Analyzing data and reporting results

Last updated on 2025-07-25 | Edit this page

Overview

Questions

How do I get insight into the kinds of errors my users make or encounter?
How do I calculate metrics like error rates?
What is reverse scoring?
How do I interpret think-aloud data?
What should I tell people about my study?
What is an actionable insight?

Objectives

Label qualitative data
Calculate usability metrics
Present results so that they highlight actionable insights
Respond to UX skeptics

Start by labeling the qualitative data

To learn from your participants’ behavior and think-alouds, you will need to review and label your raw qualitative data. This is sometimes referred to as coding your data and is a key step in many qualitative analysis methods. You can use open coding to apply labels inductively, coming up with new ones as you proceed. Or, you can work with a coding scheme, a set of predetermined labels that are relevant to your research question. This is an iterative process—label your data as soon after you’ve collected it as possible and return to and revise those labels after you have collected more data.

The labels you assign are going to represent your data later, so if you want to be able to talk about what activity people were engaged in while encountering system errors or what people’s emotions seemed to be while completing a task, make sure you code for those things.

Tools like Dovetail, Atlas.ti, or Taguette may be used to support this process, but you can do it without specialized software. The main thing you need is a way to associate labels for things you care about with pieces of data like quotes or mouse and click locations. You want to be able to explore labels assigned to data and, conversely, data assigned to labels. Excel spreadsheets can accomplish this.

Example: A coded think-aloud

In this example, the coding scheme includes: task, emotional state, and memory issues.

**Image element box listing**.

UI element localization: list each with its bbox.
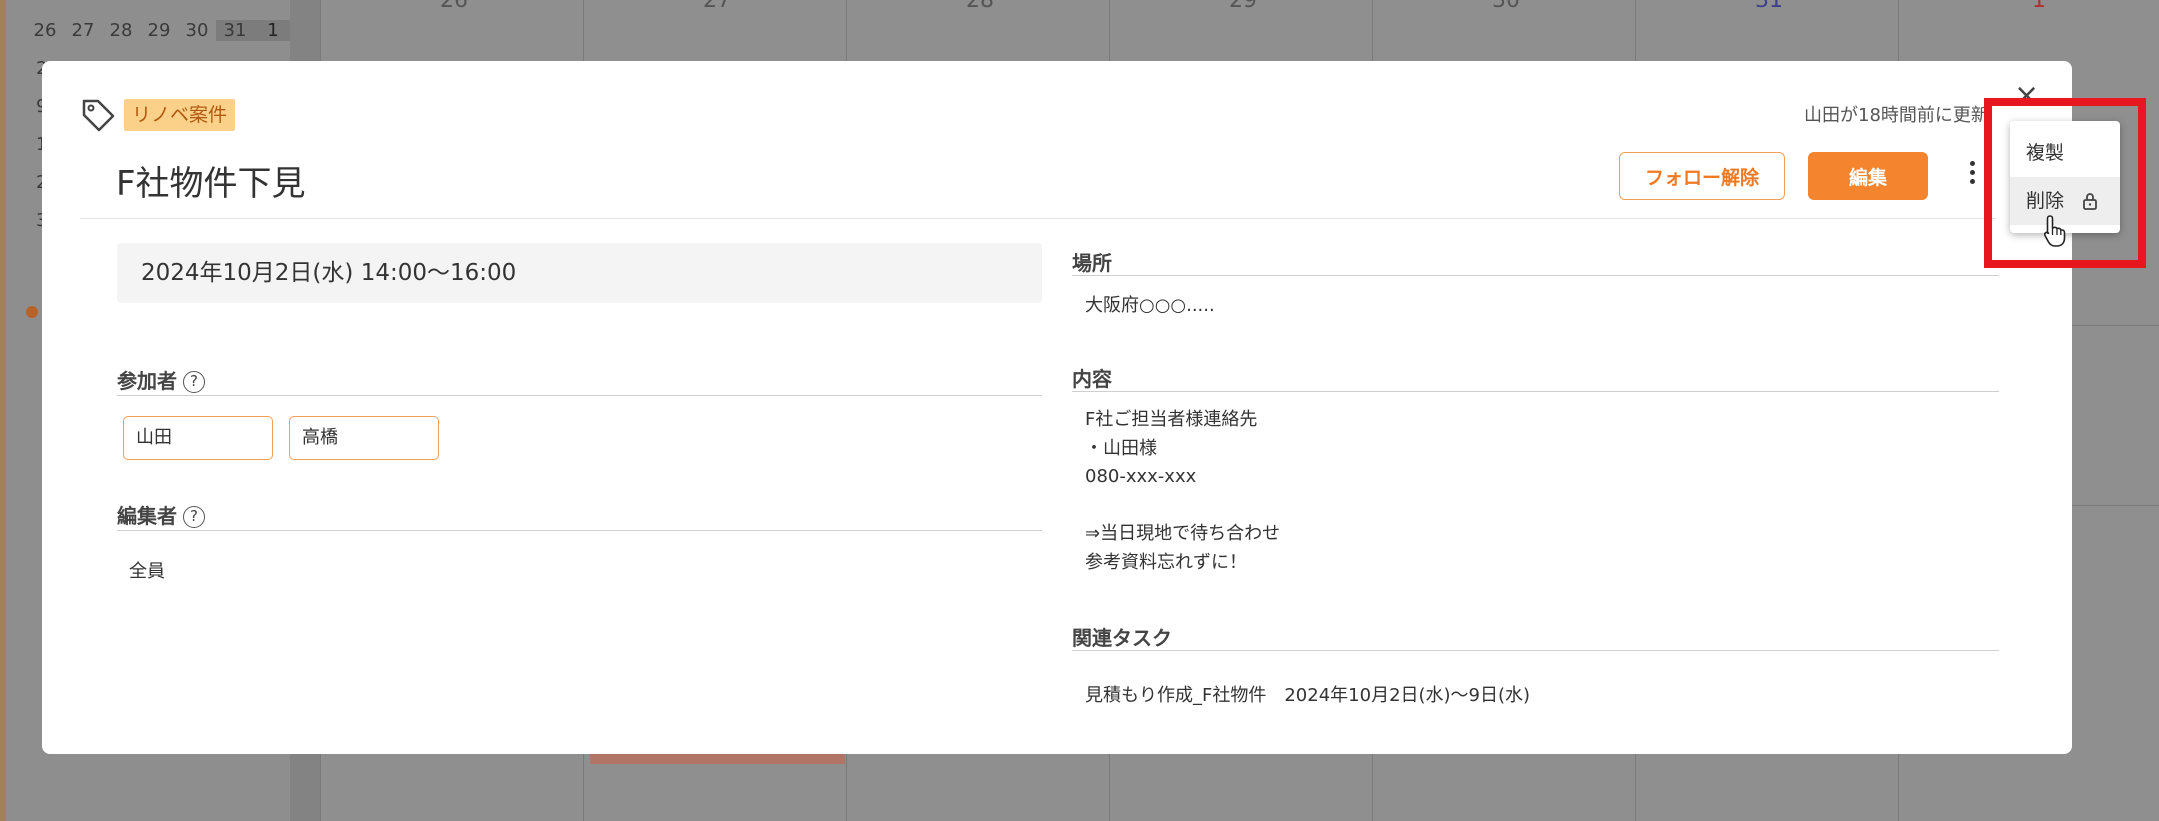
day-number: 29 (1229, 0, 1257, 13)
mini-day[interactable]: 30 (178, 20, 216, 41)
event-datetime: 2024年10月2日(水) 14:00〜16:00 (117, 243, 1042, 303)
more-options-icon[interactable] (1966, 161, 1978, 191)
hand-cursor-icon (2043, 215, 2066, 247)
mini-day[interactable]: 1 (254, 20, 292, 41)
content-heading: 内容 (1072, 367, 1112, 391)
event-title: F社物件下見 (116, 164, 306, 204)
editors-value: 全員 (129, 561, 165, 582)
updated-info: 山田が18時間前に更新 (1804, 105, 1989, 126)
day-number: 27 (703, 0, 731, 13)
mini-day[interactable]: 27 (64, 20, 102, 41)
day-number: 26 (440, 0, 468, 13)
mini-day[interactable]: 31 (216, 20, 254, 41)
help-icon[interactable]: ? (183, 371, 205, 393)
mini-day[interactable]: 29 (140, 20, 178, 41)
day-number: 28 (966, 0, 994, 13)
calendar-color-dot (26, 306, 38, 318)
participants-heading-label: 参加者 (117, 369, 177, 393)
tag-icon (82, 99, 115, 132)
location-heading: 場所 (1072, 251, 1112, 275)
content-line: 080-xxx-xxx (1085, 466, 1197, 488)
location-value: 大阪府○○○..... (1085, 295, 1215, 316)
content-body: F社ご担当者様連絡先 ・山田様 080-xxx-xxx ⇒当日現地で待ち合わせ 参考資料… (1085, 406, 1280, 578)
edit-button[interactable]: 編集 (1808, 152, 1928, 200)
related-task-link[interactable]: 見積もり作成_F社物件 2024年10月2日(水)〜9日(水) (1085, 681, 1530, 707)
unfollow-button[interactable]: フォロー解除 (1619, 152, 1785, 200)
category-tag[interactable]: リノベ案件 (124, 99, 236, 131)
mini-day[interactable]: 26 (26, 20, 64, 41)
event-detail-modal: リノベ案件 F社物件下見 山田が18時間前に更新 × フォロー解除 編集 202… (42, 61, 2072, 754)
content-line: ⇒当日現地で待ち合わせ (1085, 523, 1281, 545)
participant-chip[interactable]: 高橋 (289, 416, 439, 460)
editors-heading-label: 編集者 (117, 504, 177, 528)
content-line (1085, 492, 1280, 521)
content-line: F社ご担当者様連絡先 (1085, 409, 1258, 430)
day-number: 1 (2032, 0, 2046, 13)
header-divider (80, 218, 1996, 219)
content-line: ・山田様 (1085, 437, 1157, 459)
content-line: 参考資料忘れずに！ (1085, 551, 1247, 573)
mini-calendar-row: 26 27 28 29 30 31 1 (26, 20, 292, 41)
day-number: 31 (1755, 0, 1783, 13)
day-number: 30 (1492, 0, 1520, 13)
participants-heading: 参加者? (117, 365, 205, 394)
participant-chip[interactable]: 山田 (123, 416, 273, 460)
help-icon[interactable]: ? (183, 506, 205, 528)
editors-heading: 編集者? (117, 500, 205, 529)
related-tasks-heading: 関連タスク (1072, 626, 1172, 650)
mini-day[interactable]: 28 (102, 20, 140, 41)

**Brief A**. Based on the text on analyzing data and reporting results, decide whether each statement agrees with it, answering yes or no and quoting the deciding words: (i) open coding relies on a set of predetermined labels; (ii) labeling the data requires specialized software; (iii) Excel spreadsheets can serve to link labels with pieces of data.
**Brief B**. Recast the paragraph of the text on analyzing data and reporting results that opens with "To learn from your participants’ behavior" as a short list that keeps its main facts.
**Brief C**. Go on with the text on analyzing data and reporting results, picking up right after its final sentence.
The listing plays no part in this work.

**Output A**.
(i) No: "You can use open coding to apply labels inductively, coming up with new ones as you proceed."
(ii) No: "but you can do it without specialized software."
(iii) Yes: "Excel spreadsheets can accomplish this."

**Output B**.
- Reviewing and labeling raw qualitative data, also called coding, lets you learn from participants' behavior and think-alouds and is a key step in many qualitative analysis methods.
- Open coding applies labels inductively, with new ones created as you go.
- A coding scheme is a set of predetermined labels relevant to your research question.
- The process is iterative: label data as soon as possible after collecting it, then return and revise the labels once more data is in.

**Output C**.
PID	Quote	Task	Emotional State	Memory Issue
P1	Alright, I’m just entering the command. ‘pip install PHANCY’ and I hit enter.	pip install	neutral	NA
P1	I’m pretty sure there’s a way you can specify the specific version but I can’t recall.	pip install	neutral	yes
P1	I’m watching it make progress now. Yeah, look at all that.	pip install	positive	NA
P1	And it’s done! It’s telling me it was successful so that’s it.	pip install	positive	NA

Categorizing errors

If you are interested in errors, you may use error categories as part of your coding scheme. Common error types include: - Failed attempts: Entering invalid data, such as incorrect login credentials or formatting errors. - Misnavigation: Navigating to unintended pages or sections. - Repeated actions: Attempting the same action multiple times unsuccessfully. - Incomplete tasks: Abandoning a task or failing to achieve the intended goal. - System errors: Triggering error messages or encountering broken functionality.

You could also assign a severity to errors. A severity scale you could use is: - Critical: Prevents users from completing a task (e.g., broken functionality or unclear instructions). - Moderate: Slows users down or causes frustration but doesn’t prevent task completion. - Minor: Small mistakes with minimal impact on task completion.

Example: A coded error

What counts as errors are up to you; we recommend adopting a user’s perspective though. If they think there’s a problem, document that somehow.

Here, a participant thinks there is an error because they haven’t seen any changes. The facilitator running the session might know that the tool is working but because the user thinks there was a problem, the error was labeled with two codes—Error: moderate and Error: no status update. These describe the type and severity.

PID	Quote	Task	Error
P2	I hit enter but nothing is happening. I think it’s broken.	pip install	Moderate; no status update

Exercise 7: Applying labels

The quote below is a fictional participant thinking aloud while trying to reserve some nodes for their analysis work; they’re describing filling out a form.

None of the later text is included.